■ WHAT IS REQUIRED: Search the data below for "markah"; list each line that holds it.
[start of SUPPLIED MATERIAL]
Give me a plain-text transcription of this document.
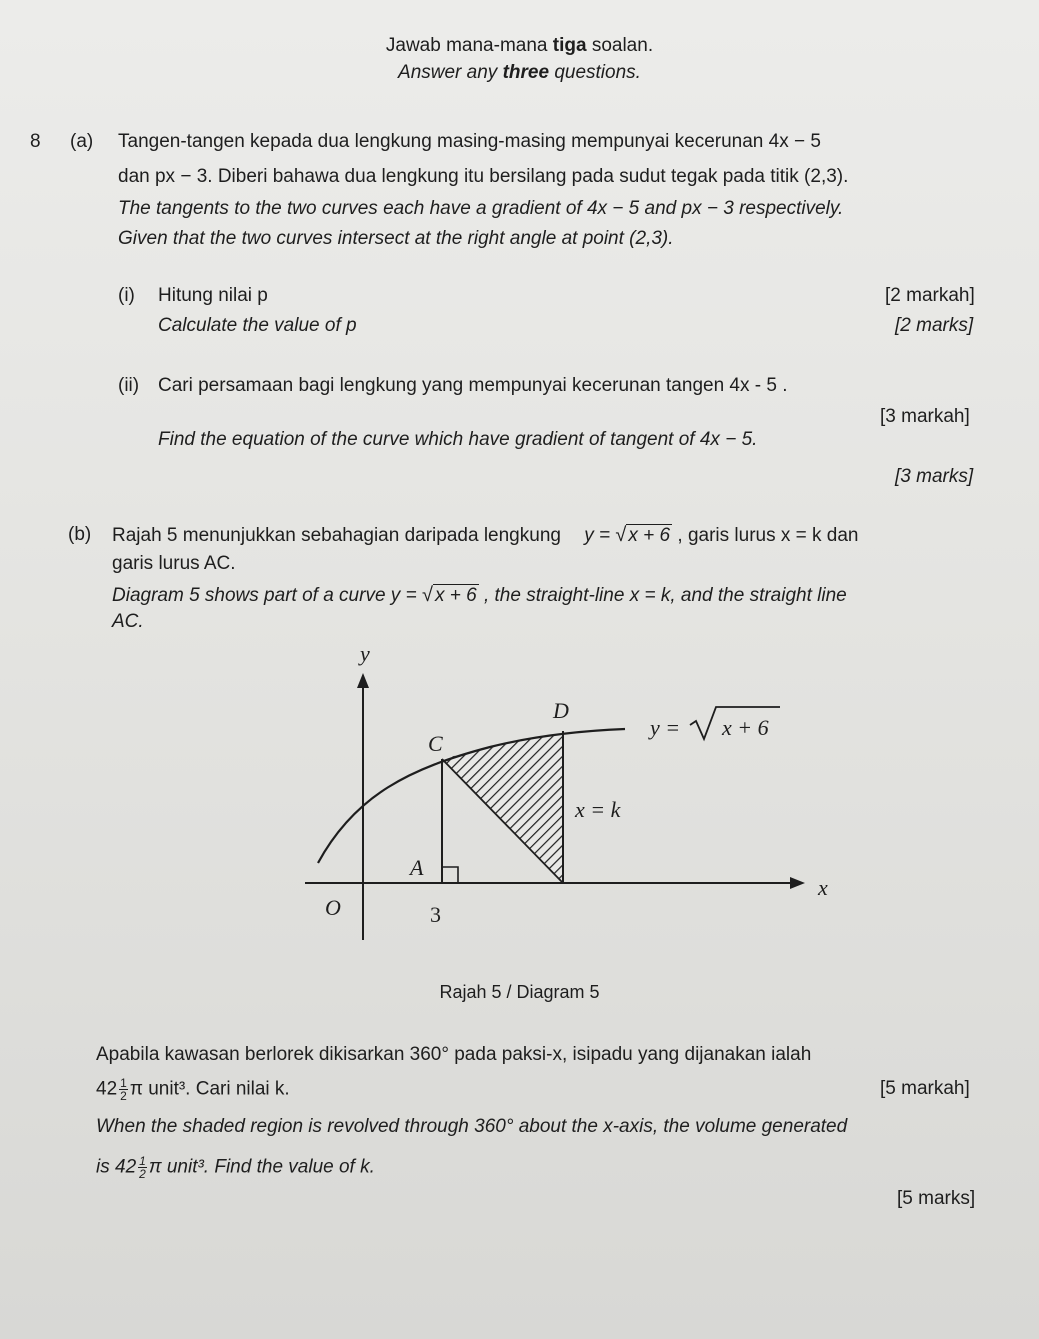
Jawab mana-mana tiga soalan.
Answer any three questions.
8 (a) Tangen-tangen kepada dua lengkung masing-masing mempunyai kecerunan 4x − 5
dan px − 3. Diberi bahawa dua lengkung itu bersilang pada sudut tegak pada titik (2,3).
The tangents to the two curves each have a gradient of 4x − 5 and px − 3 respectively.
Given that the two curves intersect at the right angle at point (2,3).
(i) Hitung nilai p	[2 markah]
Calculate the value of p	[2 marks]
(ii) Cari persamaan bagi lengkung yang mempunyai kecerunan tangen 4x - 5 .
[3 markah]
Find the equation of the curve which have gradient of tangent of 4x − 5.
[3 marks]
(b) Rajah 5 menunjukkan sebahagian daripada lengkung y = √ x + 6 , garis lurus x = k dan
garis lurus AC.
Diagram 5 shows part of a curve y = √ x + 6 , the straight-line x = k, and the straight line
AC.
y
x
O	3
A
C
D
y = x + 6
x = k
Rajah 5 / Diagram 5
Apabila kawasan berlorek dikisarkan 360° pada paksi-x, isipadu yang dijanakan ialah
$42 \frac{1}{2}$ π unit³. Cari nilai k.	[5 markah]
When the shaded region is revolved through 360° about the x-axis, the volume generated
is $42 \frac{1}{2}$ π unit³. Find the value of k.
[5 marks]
[end of SUPPLIED MATERIAL]
[start of SUPPLIED MATERIAL]
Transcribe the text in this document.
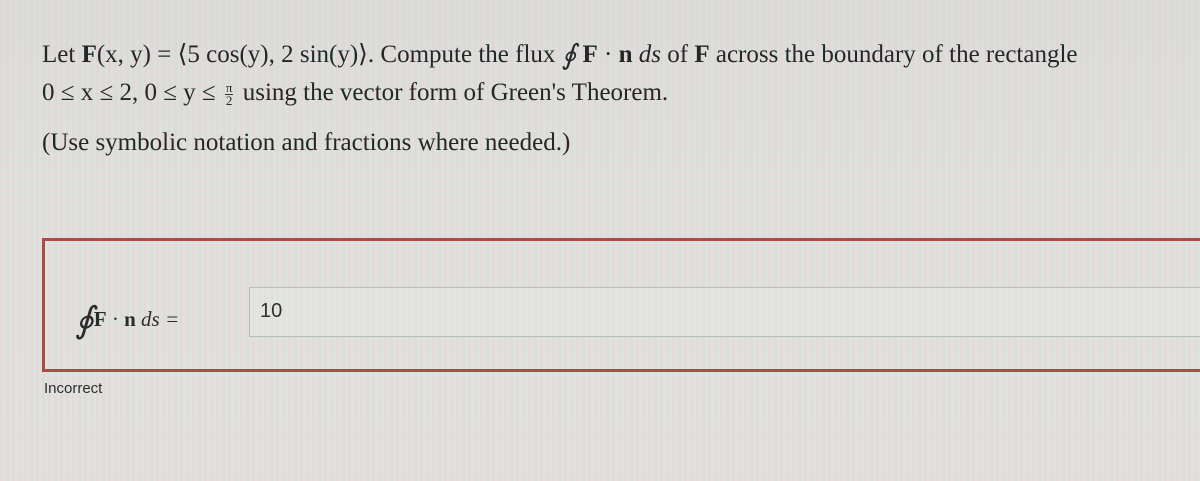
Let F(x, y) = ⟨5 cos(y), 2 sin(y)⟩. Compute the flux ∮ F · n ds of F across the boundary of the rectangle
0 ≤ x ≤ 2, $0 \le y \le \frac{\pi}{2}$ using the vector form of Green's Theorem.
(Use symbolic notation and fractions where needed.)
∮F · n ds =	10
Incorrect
[end of SUPPLIED MATERIAL]
■ THE OUTPUT:
(i) Hitung nilai p	[2 markah]
[3 markah]
$42 \frac{1}{2}$ π unit³. Cari nilai k.	[5 markah]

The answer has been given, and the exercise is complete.